# [Exercise aim]
Return the listing below unchanged, minus its pictures.

(Saved entries)
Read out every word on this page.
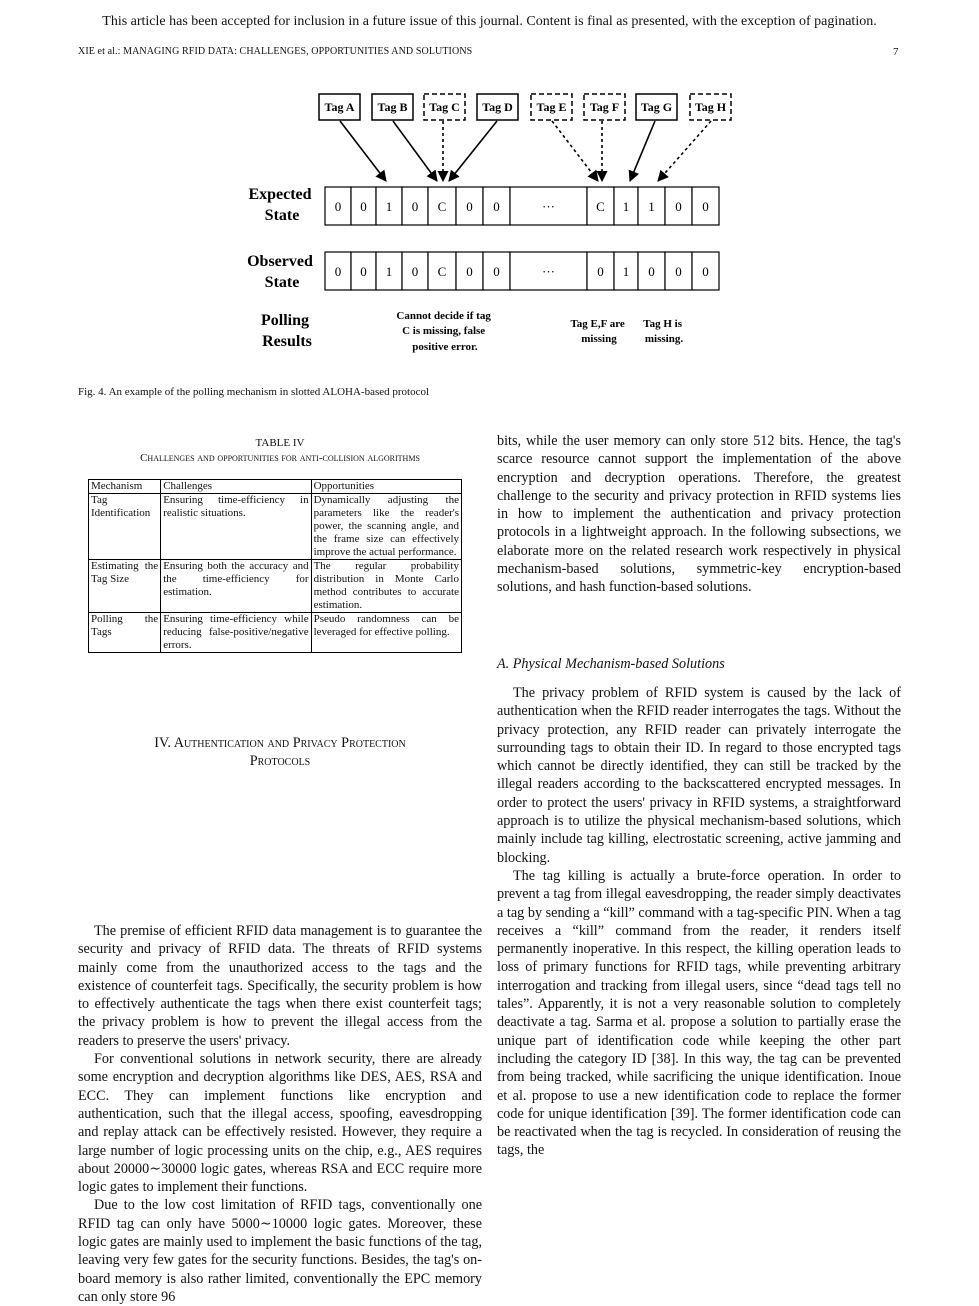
This article has been accepted for inclusion in a future issue of this journal. Content is final as presented, with the exception of pagination.
XIE et al.: MANAGING RFID DATA: CHALLENGES, OPPORTUNITIES AND SOLUTIONS	7
Tag A Tag B Tag C Tag D Tag E Tag F Tag G Tag H
Expected State
Observed State
Polling Results
0 0 1 0 C 0 0	···	C 1 1 0 0
0 0 1 0 C 0 0	···	0 1 0 0 0
Cannot decide if tag C is missing, false positive error.
Tag E,F are missing
Tag H is missing.
Fig. 4. An example of the polling mechanism in slotted ALOHA-based protocol
TABLE IV
Challenges and opportunities for anti-collision algorithms
Mechanism	Challenges	Opportunities
Tag Identification	Ensuring time-efficiency in realistic situations.	Dynamically adjusting the parameters like the reader's power, the scanning angle, and the frame size can effectively improve the actual performance.
Estimating the Tag Size	Ensuring both the accuracy and the time-efficiency for estimation.	The regular probability distribution in Monte Carlo method contributes to accurate estimation.
Polling the Tags	Ensuring time-efficiency while reducing false-positive/negative errors.	Pseudo randomness can be leveraged for effective polling.
IV. Authentication and Privacy Protection
Protocols

The premise of efficient RFID data management is to guarantee the security and privacy of RFID data. The threats of RFID systems mainly come from the unauthorized access to the tags and the existence of counterfeit tags. Specifically, the security problem is how to effectively authenticate the tags when there exist counterfeit tags; the privacy problem is how to prevent the illegal access from the readers to preserve the users' privacy.

For conventional solutions in network security, there are already some encryption and decryption algorithms like DES, AES, RSA and ECC. They can implement functions like encryption and authentication, such that the illegal access, spoofing, eavesdropping and replay attack can be effectively resisted. However, they require a large number of logic processing units on the chip, e.g., AES requires about 20000∼30000 logic gates, whereas RSA and ECC require more logic gates to implement their functions.

Due to the low cost limitation of RFID tags, conventionally one RFID tag can only have 5000∼10000 logic gates. Moreover, these logic gates are mainly used to implement the basic functions of the tag, leaving very few gates for the security functions. Besides, the tag's on-board memory is also rather limited, conventionally the EPC memory can only store 96

bits, while the user memory can only store 512 bits. Hence, the tag's scarce resource cannot support the implementation of the above encryption and decryption operations. Therefore, the greatest challenge to the security and privacy protection in RFID systems lies in how to implement the authentication and privacy protection protocols in a lightweight approach. In the following subsections, we elaborate more on the related research work respectively in physical mechanism-based solutions, symmetric-key encryption-based solutions, and hash function-based solutions.

A. Physical Mechanism-based Solutions

The privacy problem of RFID system is caused by the lack of authentication when the RFID reader interrogates the tags. Without the privacy protection, any RFID reader can privately interrogate the surrounding tags to obtain their ID. In regard to those encrypted tags which cannot be directly identified, they can still be tracked by the illegal readers according to the backscattered encrypted messages. In order to protect the users' privacy in RFID systems, a straightforward approach is to utilize the physical mechanism-based solutions, which mainly include tag killing, electrostatic screening, active jamming and blocking.

The tag killing is actually a brute-force operation. In order to prevent a tag from illegal eavesdropping, the reader simply deactivates a tag by sending a “kill” command with a tag-specific PIN. When a tag receives a “kill” command from the reader, it renders itself permanently inoperative. In this respect, the killing operation leads to loss of primary functions for RFID tags, while preventing arbitrary interrogation and tracking from illegal users, since “dead tags tell no tales”. Apparently, it is not a very reasonable solution to completely deactivate a tag. Sarma et al. propose a solution to partially erase the unique part of identification code while keeping the other part including the category ID [38]. In this way, the tag can be prevented from being tracked, while sacrificing the unique identification. Inoue et al. propose to use a new identification code to replace the former code for unique identification [39]. The former identification code can be reactivated when the tag is recycled. In consideration of reusing the tags, the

# [Correct output]
Read out every word on this page.
This article has been accepted for inclusion in a future issue of this journal. Content is final as presented, with the exception of pagination.
XIE et al.: MANAGING RFID DATA: CHALLENGES, OPPORTUNITIES AND SOLUTIONS	7
Tag A Tag B Tag C Tag D Tag E Tag F Tag G Tag H
Expected State
Observed State
Polling Results
0 0 1 0 C 0 0	···	C 1 1 0 0
0 0 1 0 C 0 0	···	0 1 0 0 0
Cannot decide if tag C is missing, false positive error.
Tag E,F are missing
Tag H is missing.
Fig. 4. An example of the polling mechanism in slotted ALOHA-based protocol
TABLE IV
Challenges and opportunities for anti-collision algorithms
Mechanism	Challenges	Opportunities
Tag Identification	Ensuring time-efficiency in realistic situations.	Dynamically adjusting the parameters like the reader's power, the scanning angle, and the frame size can effectively improve the actual performance.
Estimating the Tag Size	Ensuring both the accuracy and the time-efficiency for estimation.	The regular probability distribution in Monte Carlo method contributes to accurate estimation.
Polling the Tags	Ensuring time-efficiency while reducing false-positive/negative errors.	Pseudo randomness can be leveraged for effective polling.
IV. Authentication and Privacy Protection
Protocols

The premise of efficient RFID data management is to guarantee the security and privacy of RFID data. The threats of RFID systems mainly come from the unauthorized access to the tags and the existence of counterfeit tags. Specifically, the security problem is how to effectively authenticate the tags when there exist counterfeit tags; the privacy problem is how to prevent the illegal access from the readers to preserve the users' privacy.

For conventional solutions in network security, there are already some encryption and decryption algorithms like DES, AES, RSA and ECC. They can implement functions like encryption and authentication, such that the illegal access, spoofing, eavesdropping and replay attack can be effectively resisted. However, they require a large number of logic processing units on the chip, e.g., AES requires about 20000∼30000 logic gates, whereas RSA and ECC require more logic gates to implement their functions.

Due to the low cost limitation of RFID tags, conventionally one RFID tag can only have 5000∼10000 logic gates. Moreover, these logic gates are mainly used to implement the basic functions of the tag, leaving very few gates for the security functions. Besides, the tag's on-board memory is also rather limited, conventionally the EPC memory can only store 96

bits, while the user memory can only store 512 bits. Hence, the tag's scarce resource cannot support the implementation of the above encryption and decryption operations. Therefore, the greatest challenge to the security and privacy protection in RFID systems lies in how to implement the authentication and privacy protection protocols in a lightweight approach. In the following subsections, we elaborate more on the related research work respectively in physical mechanism-based solutions, symmetric-key encryption-based solutions, and hash function-based solutions.

A. Physical Mechanism-based Solutions

The privacy problem of RFID system is caused by the lack of authentication when the RFID reader interrogates the tags. Without the privacy protection, any RFID reader can privately interrogate the surrounding tags to obtain their ID. In regard to those encrypted tags which cannot be directly identified, they can still be tracked by the illegal readers according to the backscattered encrypted messages. In order to protect the users' privacy in RFID systems, a straightforward approach is to utilize the physical mechanism-based solutions, which mainly include tag killing, electrostatic screening, active jamming and blocking.

The tag killing is actually a brute-force operation. In order to prevent a tag from illegal eavesdropping, the reader simply deactivates a tag by sending a “kill” command with a tag-specific PIN. When a tag receives a “kill” command from the reader, it renders itself permanently inoperative. In this respect, the killing operation leads to loss of primary functions for RFID tags, while preventing arbitrary interrogation and tracking from illegal users, since “dead tags tell no tales”. Apparently, it is not a very reasonable solution to completely deactivate a tag. Sarma et al. propose a solution to partially erase the unique part of identification code while keeping the other part including the category ID [38]. In this way, the tag can be prevented from being tracked, while sacrificing the unique identification. Inoue et al. propose to use a new identification code to replace the former code for unique identification [39]. The former identification code can be reactivated when the tag is recycled. In consideration of reusing the tags, the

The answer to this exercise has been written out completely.